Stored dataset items
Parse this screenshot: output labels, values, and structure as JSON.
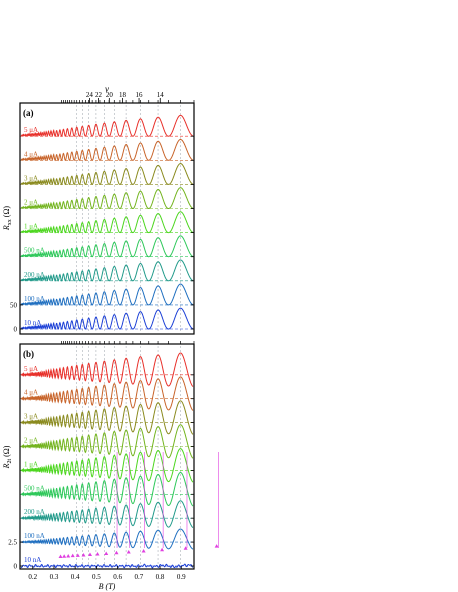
{
  "chart_data": [
    {
      "type": "line",
      "panel_label": "(a)",
      "ylabel_main": "R",
      "ylabel_sub": "xx",
      "ylabel_unit": "(Ω)",
      "xlim": [
        0.14,
        0.96
      ],
      "yticks": [
        "0",
        "50"
      ],
      "top_axis_label": "ν",
      "top_ticks": [
        {
          "label": "24",
          "B": 0.467
        },
        {
          "label": "22",
          "B": 0.51
        },
        {
          "label": "20",
          "B": 0.561
        },
        {
          "label": "18",
          "B": 0.623
        },
        {
          "label": "16",
          "B": 0.701
        },
        {
          "label": "14",
          "B": 0.801
        }
      ],
      "series": [
        {
          "name": "5 μA",
          "color": "#e8302a",
          "amp": 1.0,
          "onset": 0.28,
          "flat": 0.0
        },
        {
          "name": "4 μA",
          "color": "#c8642a",
          "amp": 1.0,
          "onset": 0.26,
          "flat": 0.0
        },
        {
          "name": "3 μA",
          "color": "#8a8a1e",
          "amp": 1.0,
          "onset": 0.24,
          "flat": 0.0
        },
        {
          "name": "2 μA",
          "color": "#73b41e",
          "amp": 1.0,
          "onset": 0.22,
          "flat": 0.0
        },
        {
          "name": "1 μA",
          "color": "#4cd61e",
          "amp": 1.0,
          "onset": 0.2,
          "flat": 0.0
        },
        {
          "name": "500 nA",
          "color": "#2ec85a",
          "amp": 1.0,
          "onset": 0.2,
          "flat": 0.0
        },
        {
          "name": "200 nA",
          "color": "#219a8a",
          "amp": 1.0,
          "onset": 0.2,
          "flat": 0.0
        },
        {
          "name": "100 nA",
          "color": "#1f6fc0",
          "amp": 1.0,
          "onset": 0.2,
          "flat": 0.0
        },
        {
          "name": "10 nA",
          "color": "#1b3fd6",
          "amp": 1.0,
          "onset": 0.2,
          "flat": 0.0
        }
      ]
    },
    {
      "type": "line",
      "panel_label": "(b)",
      "ylabel_main": "R",
      "ylabel_sub": "2t",
      "ylabel_unit": "(Ω)",
      "xlabel": "B (T)",
      "xlim": [
        0.14,
        0.96
      ],
      "xticks": [
        "0.2",
        "0.3",
        "0.4",
        "0.5",
        "0.6",
        "0.7",
        "0.8",
        "0.9"
      ],
      "yticks": [
        "0",
        "2.5"
      ],
      "series": [
        {
          "name": "5 μA",
          "color": "#e8302a",
          "amp": 1.0,
          "onset": 0.2,
          "flat": 0.0
        },
        {
          "name": "4 μA",
          "color": "#c8642a",
          "amp": 1.0,
          "onset": 0.2,
          "flat": 0.0
        },
        {
          "name": "3 μA",
          "color": "#8a8a1e",
          "amp": 1.0,
          "onset": 0.2,
          "flat": 0.0
        },
        {
          "name": "2 μA",
          "color": "#73b41e",
          "amp": 1.0,
          "onset": 0.2,
          "flat": 0.0
        },
        {
          "name": "1 μA",
          "color": "#4cd61e",
          "amp": 1.0,
          "onset": 0.2,
          "flat": 0.0
        },
        {
          "name": "500 nA",
          "color": "#2ec85a",
          "amp": 1.0,
          "onset": 0.2,
          "flat": 0.0
        },
        {
          "name": "200 nA",
          "color": "#219a8a",
          "amp": 0.8,
          "onset": 0.3,
          "flat": 0.0
        },
        {
          "name": "100 nA",
          "color": "#1f6fc0",
          "amp": 0.6,
          "onset": 0.35,
          "flat": 0.0
        },
        {
          "name": "10 nA",
          "color": "#1b3fd6",
          "amp": 0.15,
          "onset": 0.6,
          "flat": 1.0
        }
      ]
    }
  ]
}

> [Written exercise]
Return all the entries word for word, but omit any pictures they contain.

> [Exercise response]
Parse this screenshot: output labels, values, and structure as JSON.
{
  "chart_data": [
    {
      "type": "line",
      "panel_label": "(a)",
      "ylabel_main": "R",
      "ylabel_sub": "xx",
      "ylabel_unit": "(Ω)",
      "xlim": [
        0.14,
        0.96
      ],
      "yticks": [
        "0",
        "50"
      ],
      "top_axis_label": "ν",
      "top_ticks": [
        {
          "label": "24",
          "B": 0.467
        },
        {
          "label": "22",
          "B": 0.51
        },
        {
          "label": "20",
          "B": 0.561
        },
        {
          "label": "18",
          "B": 0.623
        },
        {
          "label": "16",
          "B": 0.701
        },
        {
          "label": "14",
          "B": 0.801
        }
      ],
      "series": [
        {
          "name": "5 μA",
          "color": "#e8302a",
          "amp": 1.0,
          "onset": 0.28,
          "flat": 0.0
        },
        {
          "name": "4 μA",
          "color": "#c8642a",
          "amp": 1.0,
          "onset": 0.26,
          "flat": 0.0
        },
        {
          "name": "3 μA",
          "color": "#8a8a1e",
          "amp": 1.0,
          "onset": 0.24,
          "flat": 0.0
        },
        {
          "name": "2 μA",
          "color": "#73b41e",
          "amp": 1.0,
          "onset": 0.22,
          "flat": 0.0
        },
        {
          "name": "1 μA",
          "color": "#4cd61e",
          "amp": 1.0,
          "onset": 0.2,
          "flat": 0.0
        },
        {
          "name": "500 nA",
          "color": "#2ec85a",
          "amp": 1.0,
          "onset": 0.2,
          "flat": 0.0
        },
        {
          "name": "200 nA",
          "color": "#219a8a",
          "amp": 1.0,
          "onset": 0.2,
          "flat": 0.0
        },
        {
          "name": "100 nA",
          "color": "#1f6fc0",
          "amp": 1.0,
          "onset": 0.2,
          "flat": 0.0
        },
        {
          "name": "10 nA",
          "color": "#1b3fd6",
          "amp": 1.0,
          "onset": 0.2,
          "flat": 0.0
        }
      ]
    },
    {
      "type": "line",
      "panel_label": "(b)",
      "ylabel_main": "R",
      "ylabel_sub": "2t",
      "ylabel_unit": "(Ω)",
      "xlabel": "B (T)",
      "xlim": [
        0.14,
        0.96
      ],
      "xticks": [
        "0.2",
        "0.3",
        "0.4",
        "0.5",
        "0.6",
        "0.7",
        "0.8",
        "0.9"
      ],
      "yticks": [
        "0",
        "2.5"
      ],
      "series": [
        {
          "name": "5 μA",
          "color": "#e8302a",
          "amp": 1.0,
          "onset": 0.2,
          "flat": 0.0
        },
        {
          "name": "4 μA",
          "color": "#c8642a",
          "amp": 1.0,
          "onset": 0.2,
          "flat": 0.0
        },
        {
          "name": "3 μA",
          "color": "#8a8a1e",
          "amp": 1.0,
          "onset": 0.2,
          "flat": 0.0
        },
        {
          "name": "2 μA",
          "color": "#73b41e",
          "amp": 1.0,
          "onset": 0.2,
          "flat": 0.0
        },
        {
          "name": "1 μA",
          "color": "#4cd61e",
          "amp": 1.0,
          "onset": 0.2,
          "flat": 0.0
        },
        {
          "name": "500 nA",
          "color": "#2ec85a",
          "amp": 1.0,
          "onset": 0.2,
          "flat": 0.0
        },
        {
          "name": "200 nA",
          "color": "#219a8a",
          "amp": 0.8,
          "onset": 0.3,
          "flat": 0.0
        },
        {
          "name": "100 nA",
          "color": "#1f6fc0",
          "amp": 0.6,
          "onset": 0.35,
          "flat": 0.0
        },
        {
          "name": "10 nA",
          "color": "#1b3fd6",
          "amp": 0.15,
          "onset": 0.6,
          "flat": 1.0
        }
      ]
    }
  ]
}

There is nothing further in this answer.